> _WHAT THE TASK ASKS_
Find the line containing "Give me the" in the listing below; reproduce it and every line after, exactly. Skip pictures.

> _RAW RECORDS_

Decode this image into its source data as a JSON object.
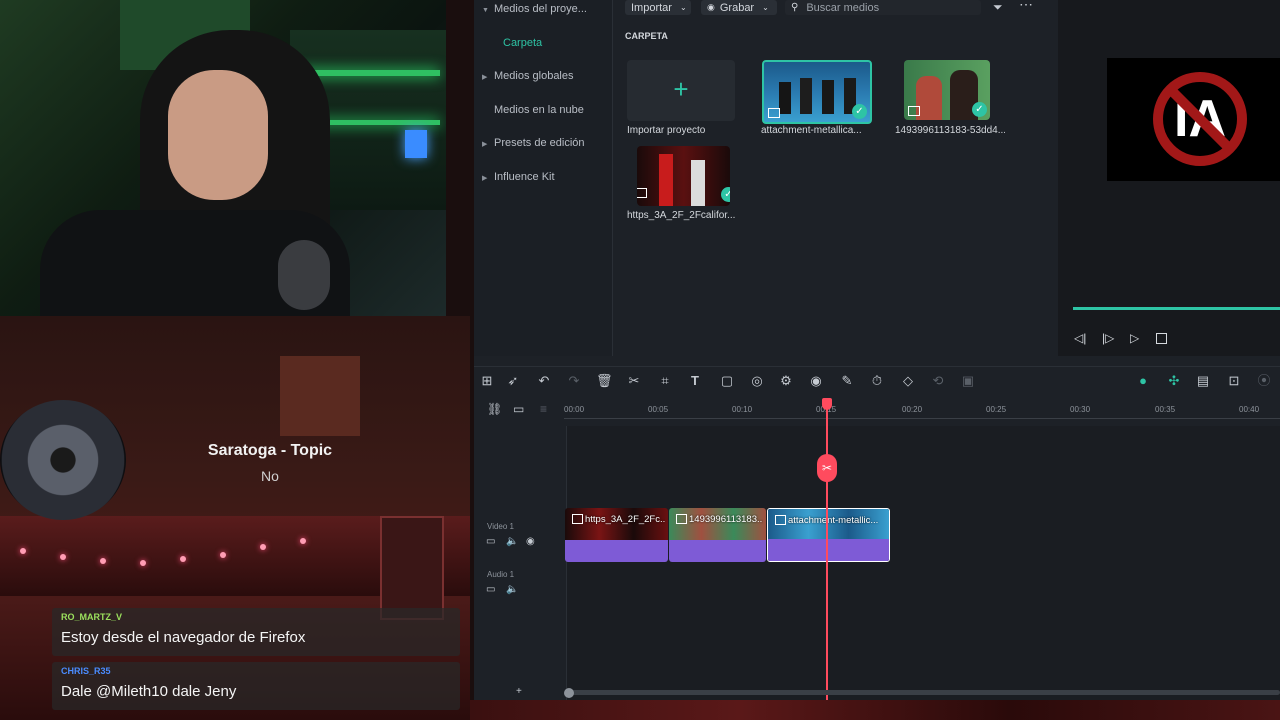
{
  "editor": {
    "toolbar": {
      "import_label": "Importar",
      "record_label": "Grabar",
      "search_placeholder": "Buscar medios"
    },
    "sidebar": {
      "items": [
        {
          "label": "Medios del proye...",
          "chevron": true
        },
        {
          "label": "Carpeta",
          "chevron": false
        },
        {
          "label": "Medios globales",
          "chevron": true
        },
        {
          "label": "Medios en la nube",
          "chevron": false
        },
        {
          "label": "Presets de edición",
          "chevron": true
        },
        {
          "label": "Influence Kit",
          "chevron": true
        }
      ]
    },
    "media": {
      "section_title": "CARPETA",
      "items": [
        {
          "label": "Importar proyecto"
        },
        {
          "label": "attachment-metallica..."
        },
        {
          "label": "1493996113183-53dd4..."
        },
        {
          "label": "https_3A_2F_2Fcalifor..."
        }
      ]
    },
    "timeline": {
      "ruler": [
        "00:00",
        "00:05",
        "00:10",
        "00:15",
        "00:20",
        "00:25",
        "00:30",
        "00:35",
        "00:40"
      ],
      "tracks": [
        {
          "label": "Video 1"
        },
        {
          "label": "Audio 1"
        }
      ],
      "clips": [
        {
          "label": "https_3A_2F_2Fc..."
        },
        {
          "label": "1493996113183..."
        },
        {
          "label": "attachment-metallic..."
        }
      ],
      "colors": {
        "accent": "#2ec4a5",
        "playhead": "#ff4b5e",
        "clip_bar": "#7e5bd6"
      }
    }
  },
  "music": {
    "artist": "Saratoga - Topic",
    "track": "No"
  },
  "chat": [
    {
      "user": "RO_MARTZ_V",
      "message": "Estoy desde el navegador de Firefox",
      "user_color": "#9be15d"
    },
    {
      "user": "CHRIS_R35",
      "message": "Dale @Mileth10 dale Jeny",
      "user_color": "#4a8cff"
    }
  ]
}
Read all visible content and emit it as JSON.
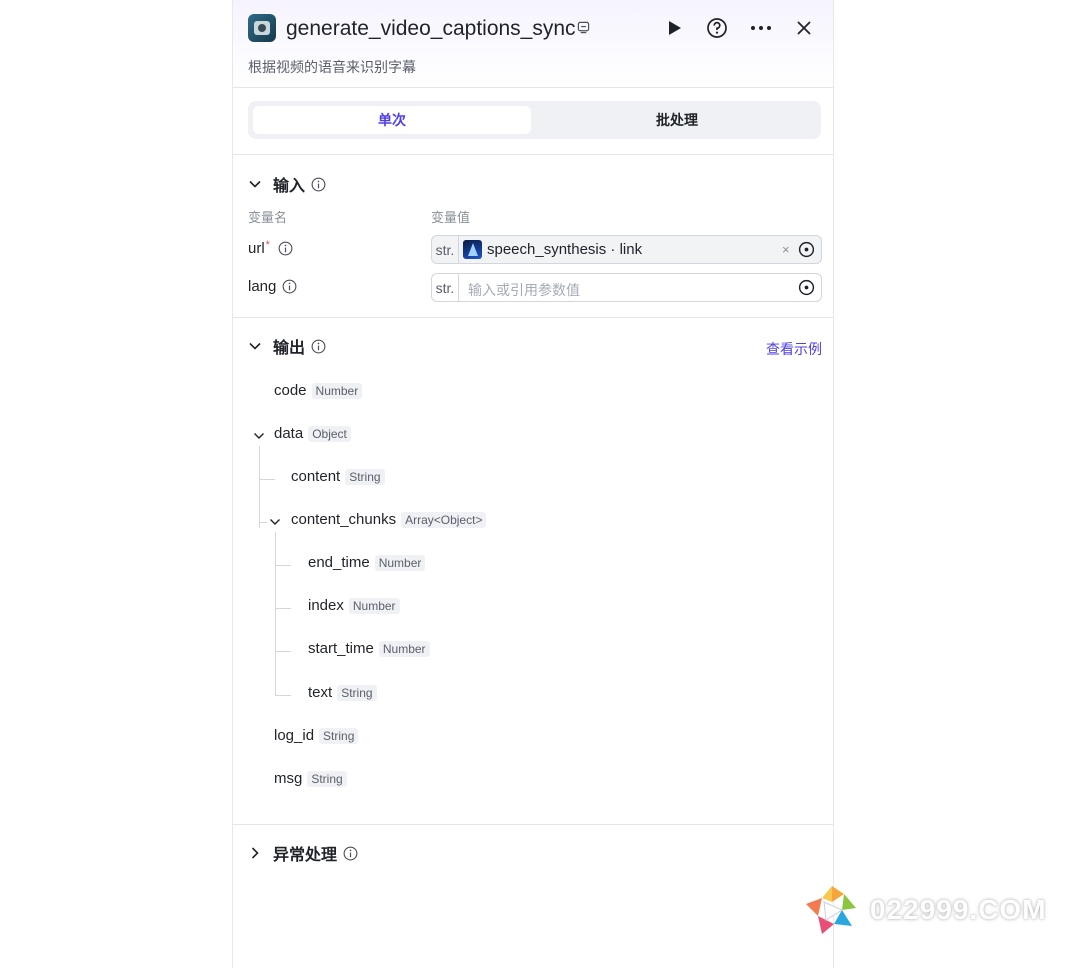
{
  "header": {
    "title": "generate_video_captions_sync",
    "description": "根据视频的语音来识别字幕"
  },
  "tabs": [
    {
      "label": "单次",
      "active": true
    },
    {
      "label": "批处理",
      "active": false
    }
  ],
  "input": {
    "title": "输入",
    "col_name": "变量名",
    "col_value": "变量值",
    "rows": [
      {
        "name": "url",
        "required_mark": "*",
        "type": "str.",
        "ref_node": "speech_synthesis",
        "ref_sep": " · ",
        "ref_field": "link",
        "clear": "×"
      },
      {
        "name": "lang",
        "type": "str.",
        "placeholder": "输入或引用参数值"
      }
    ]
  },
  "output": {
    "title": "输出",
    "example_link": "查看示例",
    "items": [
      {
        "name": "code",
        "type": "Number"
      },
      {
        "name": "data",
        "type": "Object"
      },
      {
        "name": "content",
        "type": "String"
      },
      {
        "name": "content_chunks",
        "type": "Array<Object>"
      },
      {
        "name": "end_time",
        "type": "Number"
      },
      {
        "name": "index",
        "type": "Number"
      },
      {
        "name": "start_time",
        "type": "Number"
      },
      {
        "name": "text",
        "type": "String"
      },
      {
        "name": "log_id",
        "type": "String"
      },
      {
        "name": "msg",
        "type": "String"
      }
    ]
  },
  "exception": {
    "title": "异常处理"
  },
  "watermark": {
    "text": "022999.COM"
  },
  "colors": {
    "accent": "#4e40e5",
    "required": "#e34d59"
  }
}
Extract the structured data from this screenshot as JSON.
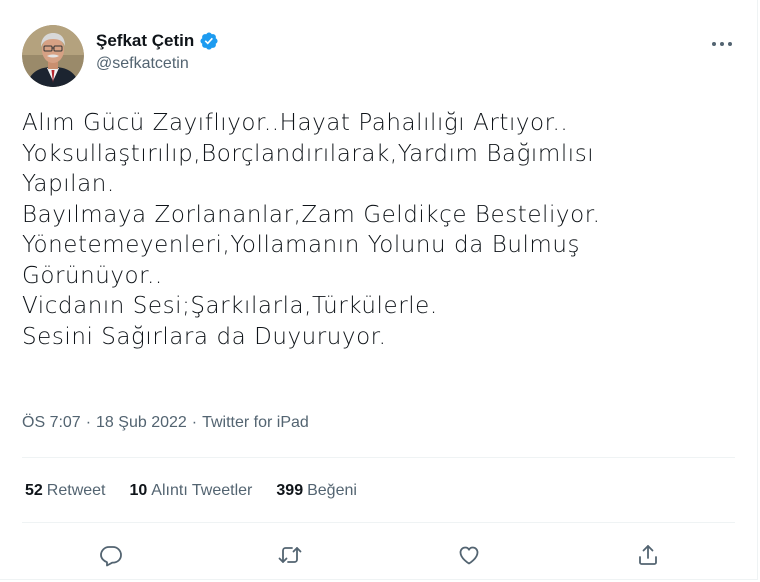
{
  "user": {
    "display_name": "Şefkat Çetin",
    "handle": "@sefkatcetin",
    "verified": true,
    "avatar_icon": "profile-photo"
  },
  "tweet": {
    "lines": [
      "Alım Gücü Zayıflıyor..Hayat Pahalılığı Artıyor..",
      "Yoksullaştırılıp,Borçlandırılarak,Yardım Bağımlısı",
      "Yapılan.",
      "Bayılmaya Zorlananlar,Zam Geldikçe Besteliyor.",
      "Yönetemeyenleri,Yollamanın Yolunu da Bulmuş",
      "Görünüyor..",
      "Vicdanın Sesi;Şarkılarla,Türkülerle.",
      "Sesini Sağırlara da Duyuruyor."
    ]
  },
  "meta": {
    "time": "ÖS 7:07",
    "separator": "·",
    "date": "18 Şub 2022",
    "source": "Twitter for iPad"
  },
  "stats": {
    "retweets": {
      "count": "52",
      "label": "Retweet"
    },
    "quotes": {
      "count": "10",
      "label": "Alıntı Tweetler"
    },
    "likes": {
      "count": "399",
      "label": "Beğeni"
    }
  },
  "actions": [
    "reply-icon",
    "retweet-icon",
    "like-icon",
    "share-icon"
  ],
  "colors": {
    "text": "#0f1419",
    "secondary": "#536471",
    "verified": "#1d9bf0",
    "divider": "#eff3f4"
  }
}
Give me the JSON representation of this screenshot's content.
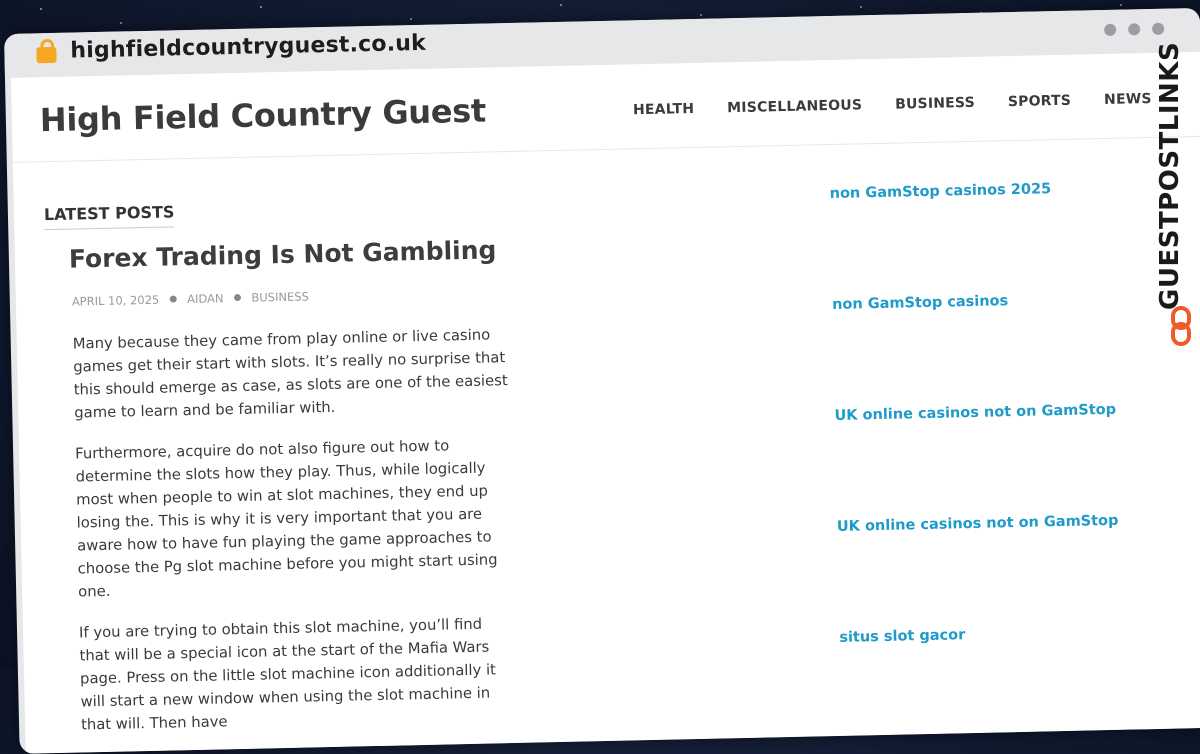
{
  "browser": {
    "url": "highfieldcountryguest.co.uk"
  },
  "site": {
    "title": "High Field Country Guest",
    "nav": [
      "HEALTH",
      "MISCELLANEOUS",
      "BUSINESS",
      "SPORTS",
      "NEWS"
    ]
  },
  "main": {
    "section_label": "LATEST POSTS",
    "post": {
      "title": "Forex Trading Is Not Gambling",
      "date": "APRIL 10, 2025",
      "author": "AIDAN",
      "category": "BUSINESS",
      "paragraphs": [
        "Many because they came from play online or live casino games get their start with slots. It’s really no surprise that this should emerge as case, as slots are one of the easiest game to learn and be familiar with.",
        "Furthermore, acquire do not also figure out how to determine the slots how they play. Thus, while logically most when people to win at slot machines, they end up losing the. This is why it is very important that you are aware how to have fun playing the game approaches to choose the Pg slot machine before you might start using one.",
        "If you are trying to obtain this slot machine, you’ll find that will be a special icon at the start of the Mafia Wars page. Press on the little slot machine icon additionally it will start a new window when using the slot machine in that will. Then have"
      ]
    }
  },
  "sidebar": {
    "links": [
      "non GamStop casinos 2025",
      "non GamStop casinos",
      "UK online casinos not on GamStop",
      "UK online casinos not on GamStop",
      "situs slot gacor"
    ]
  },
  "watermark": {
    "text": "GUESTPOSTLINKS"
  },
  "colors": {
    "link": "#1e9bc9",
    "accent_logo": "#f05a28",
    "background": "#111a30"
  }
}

> _EXERCISE OUTPUT_
Give me the JSON representation of this screenshot's content.
{
  "browser": {
    "url": "highfieldcountryguest.co.uk"
  },
  "site": {
    "title": "High Field Country Guest",
    "nav": [
      "HEALTH",
      "MISCELLANEOUS",
      "BUSINESS",
      "SPORTS",
      "NEWS"
    ]
  },
  "main": {
    "section_label": "LATEST POSTS",
    "post": {
      "title": "Forex Trading Is Not Gambling",
      "date": "APRIL 10, 2025",
      "author": "AIDAN",
      "category": "BUSINESS",
      "paragraphs": [
        "Many because they came from play online or live casino games get their start with slots. It’s really no surprise that this should emerge as case, as slots are one of the easiest game to learn and be familiar with.",
        "Furthermore, acquire do not also figure out how to determine the slots how they play. Thus, while logically most when people to win at slot machines, they end up losing the. This is why it is very important that you are aware how to have fun playing the game approaches to choose the Pg slot machine before you might start using one.",
        "If you are trying to obtain this slot machine, you’ll find that will be a special icon at the start of the Mafia Wars page. Press on the little slot machine icon additionally it will start a new window when using the slot machine in that will. Then have"
      ]
    }
  },
  "sidebar": {
    "links": [
      "non GamStop casinos 2025",
      "non GamStop casinos",
      "UK online casinos not on GamStop",
      "UK online casinos not on GamStop",
      "situs slot gacor"
    ]
  },
  "watermark": {
    "text": "GUESTPOSTLINKS"
  },
  "colors": {
    "link": "#1e9bc9",
    "accent_logo": "#f05a28",
    "background": "#111a30"
  }
}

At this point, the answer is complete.